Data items
╔══
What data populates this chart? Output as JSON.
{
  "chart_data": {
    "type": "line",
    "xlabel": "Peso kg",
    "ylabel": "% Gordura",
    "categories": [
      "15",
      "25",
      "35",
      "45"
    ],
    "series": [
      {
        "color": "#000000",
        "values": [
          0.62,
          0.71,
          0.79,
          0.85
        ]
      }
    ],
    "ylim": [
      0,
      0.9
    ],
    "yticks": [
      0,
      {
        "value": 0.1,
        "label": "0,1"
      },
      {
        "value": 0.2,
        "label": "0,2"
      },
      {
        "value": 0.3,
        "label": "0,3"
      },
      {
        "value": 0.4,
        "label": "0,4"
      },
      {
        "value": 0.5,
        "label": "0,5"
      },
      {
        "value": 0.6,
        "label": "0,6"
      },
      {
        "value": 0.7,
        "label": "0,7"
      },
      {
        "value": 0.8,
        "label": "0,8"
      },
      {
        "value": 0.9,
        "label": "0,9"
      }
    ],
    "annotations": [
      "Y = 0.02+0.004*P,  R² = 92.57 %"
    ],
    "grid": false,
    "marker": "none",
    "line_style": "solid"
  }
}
╚══
Please give back all of the records exactly as written.

_COMPLETE OUTPUT_
What data populates this chart? Output as JSON.
{
  "chart_data": {
    "type": "line",
    "xlabel": "Peso kg",
    "ylabel": "% Gordura",
    "categories": [
      "15",
      "25",
      "35",
      "45"
    ],
    "series": [
      {
        "color": "#000000",
        "values": [
          0.62,
          0.71,
          0.79,
          0.85
        ]
      }
    ],
    "ylim": [
      0,
      0.9
    ],
    "yticks": [
      0,
      {
        "value": 0.1,
        "label": "0,1"
      },
      {
        "value": 0.2,
        "label": "0,2"
      },
      {
        "value": 0.3,
        "label": "0,3"
      },
      {
        "value": 0.4,
        "label": "0,4"
      },
      {
        "value": 0.5,
        "label": "0,5"
      },
      {
        "value": 0.6,
        "label": "0,6"
      },
      {
        "value": 0.7,
        "label": "0,7"
      },
      {
        "value": 0.8,
        "label": "0,8"
      },
      {
        "value": 0.9,
        "label": "0,9"
      }
    ],
    "annotations": [
      "Y = 0.02+0.004*P,  R² = 92.57 %"
    ],
    "grid": false,
    "marker": "none",
    "line_style": "solid"
  }
}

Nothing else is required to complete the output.